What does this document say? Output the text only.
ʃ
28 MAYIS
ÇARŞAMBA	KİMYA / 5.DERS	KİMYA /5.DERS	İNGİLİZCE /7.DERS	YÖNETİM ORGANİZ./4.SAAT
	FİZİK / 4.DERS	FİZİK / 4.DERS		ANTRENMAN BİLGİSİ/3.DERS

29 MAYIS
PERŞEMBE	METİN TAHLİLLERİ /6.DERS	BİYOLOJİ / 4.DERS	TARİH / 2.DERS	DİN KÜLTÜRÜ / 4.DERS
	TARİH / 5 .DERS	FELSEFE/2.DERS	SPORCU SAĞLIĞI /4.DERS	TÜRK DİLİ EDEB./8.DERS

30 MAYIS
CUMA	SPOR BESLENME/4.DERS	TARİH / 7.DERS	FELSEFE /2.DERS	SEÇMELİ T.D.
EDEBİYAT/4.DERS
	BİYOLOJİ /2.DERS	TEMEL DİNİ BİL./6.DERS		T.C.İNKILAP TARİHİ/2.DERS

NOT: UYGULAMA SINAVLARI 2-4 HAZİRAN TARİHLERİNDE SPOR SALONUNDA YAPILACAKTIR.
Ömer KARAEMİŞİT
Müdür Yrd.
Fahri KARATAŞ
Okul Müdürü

◆ ◆ ◆ ◆

SHORT PROBLEM
Output every line above without altering anything.

REPLY TO THE TASK
What does this document say? Output the text only.
ʃ
28 MAYIS
ÇARŞAMBA	KİMYA / 5.DERS	KİMYA /5.DERS	İNGİLİZCE /7.DERS	YÖNETİM ORGANİZ./4.SAAT
	FİZİK / 4.DERS	FİZİK / 4.DERS		ANTRENMAN BİLGİSİ/3.DERS

29 MAYIS
PERŞEMBE	METİN TAHLİLLERİ /6.DERS	BİYOLOJİ / 4.DERS	TARİH / 2.DERS	DİN KÜLTÜRÜ / 4.DERS
	TARİH / 5 .DERS	FELSEFE/2.DERS	SPORCU SAĞLIĞI /4.DERS	TÜRK DİLİ EDEB./8.DERS

30 MAYIS
CUMA	SPOR BESLENME/4.DERS	TARİH / 7.DERS	FELSEFE /2.DERS	SEÇMELİ T.D.
EDEBİYAT/4.DERS
	BİYOLOJİ /2.DERS	TEMEL DİNİ BİL./6.DERS		T.C.İNKILAP TARİHİ/2.DERS

NOT: UYGULAMA SINAVLARI 2-4 HAZİRAN TARİHLERİNDE SPOR SALONUNDA YAPILACAKTIR.
Ömer KARAEMİŞİT
Müdür Yrd.
Fahri KARATAŞ
Okul Müdürü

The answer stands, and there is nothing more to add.